Data tied to figure images:
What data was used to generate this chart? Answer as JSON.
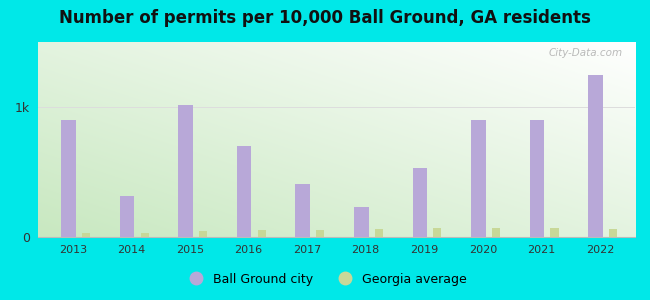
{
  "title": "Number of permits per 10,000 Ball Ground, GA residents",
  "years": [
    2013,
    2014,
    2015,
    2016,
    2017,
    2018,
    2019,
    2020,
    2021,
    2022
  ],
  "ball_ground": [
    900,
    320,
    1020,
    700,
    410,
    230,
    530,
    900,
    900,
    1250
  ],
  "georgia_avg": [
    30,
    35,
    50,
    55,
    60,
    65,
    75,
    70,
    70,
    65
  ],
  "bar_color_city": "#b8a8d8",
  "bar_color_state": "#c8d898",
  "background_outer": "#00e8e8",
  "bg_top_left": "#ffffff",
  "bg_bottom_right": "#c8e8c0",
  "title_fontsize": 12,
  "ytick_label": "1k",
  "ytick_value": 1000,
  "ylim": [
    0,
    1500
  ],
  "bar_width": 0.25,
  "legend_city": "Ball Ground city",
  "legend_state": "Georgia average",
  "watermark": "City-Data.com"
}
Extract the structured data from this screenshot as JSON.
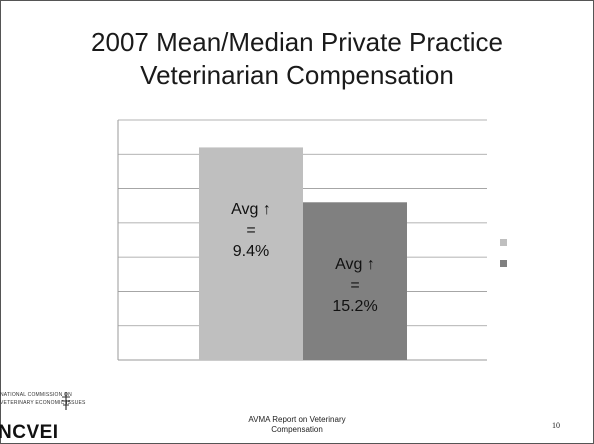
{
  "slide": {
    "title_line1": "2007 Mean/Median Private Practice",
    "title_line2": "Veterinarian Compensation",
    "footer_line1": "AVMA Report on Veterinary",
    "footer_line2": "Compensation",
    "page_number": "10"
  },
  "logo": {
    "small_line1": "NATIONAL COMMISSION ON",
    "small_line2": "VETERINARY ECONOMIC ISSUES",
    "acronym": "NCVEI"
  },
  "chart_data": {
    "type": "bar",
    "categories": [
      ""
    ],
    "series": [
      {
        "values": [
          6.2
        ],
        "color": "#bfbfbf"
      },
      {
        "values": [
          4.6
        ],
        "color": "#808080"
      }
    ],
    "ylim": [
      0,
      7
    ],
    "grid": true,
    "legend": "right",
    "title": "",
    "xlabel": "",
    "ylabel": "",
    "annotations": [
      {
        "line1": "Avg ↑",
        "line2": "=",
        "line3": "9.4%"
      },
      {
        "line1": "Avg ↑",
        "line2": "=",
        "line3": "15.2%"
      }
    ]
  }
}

_GIVEN PROBLEM_:
Reproduce all of the material above word for word. Omit the pictures.

_FINISHED TASK_:
What data was used to generate this chart? Answer as JSON.
{
  "title": "Number of permits per 10,000 Ball Ground, GA residents",
  "years": [
    2013,
    2014,
    2015,
    2016,
    2017,
    2018,
    2019,
    2020,
    2021,
    2022
  ],
  "ball_ground": [
    900,
    320,
    1020,
    700,
    410,
    230,
    530,
    900,
    900,
    1250
  ],
  "georgia_avg": [
    30,
    35,
    50,
    55,
    60,
    65,
    75,
    70,
    70,
    65
  ],
  "bar_color_city": "#b8a8d8",
  "bar_color_state": "#c8d898",
  "background_outer": "#00e8e8",
  "bg_top_left": "#ffffff",
  "bg_bottom_right": "#c8e8c0",
  "title_fontsize": 12,
  "ytick_label": "1k",
  "ytick_value": 1000,
  "ylim": [
    0,
    1500
  ],
  "bar_width": 0.25,
  "legend_city": "Ball Ground city",
  "legend_state": "Georgia average",
  "watermark": "City-Data.com"
}
Extract the structured data from this screenshot as JSON.
{
  "slide": {
    "title_line1": "2007 Mean/Median Private Practice",
    "title_line2": "Veterinarian Compensation",
    "footer_line1": "AVMA Report on Veterinary",
    "footer_line2": "Compensation",
    "page_number": "10"
  },
  "logo": {
    "small_line1": "NATIONAL COMMISSION ON",
    "small_line2": "VETERINARY ECONOMIC ISSUES",
    "acronym": "NCVEI"
  },
  "chart_data": {
    "type": "bar",
    "categories": [
      ""
    ],
    "series": [
      {
        "values": [
          6.2
        ],
        "color": "#bfbfbf"
      },
      {
        "values": [
          4.6
        ],
        "color": "#808080"
      }
    ],
    "ylim": [
      0,
      7
    ],
    "grid": true,
    "legend": "right",
    "title": "",
    "xlabel": "",
    "ylabel": "",
    "annotations": [
      {
        "line1": "Avg ↑",
        "line2": "=",
        "line3": "9.4%"
      },
      {
        "line1": "Avg ↑",
        "line2": "=",
        "line3": "15.2%"
      }
    ]
  }
}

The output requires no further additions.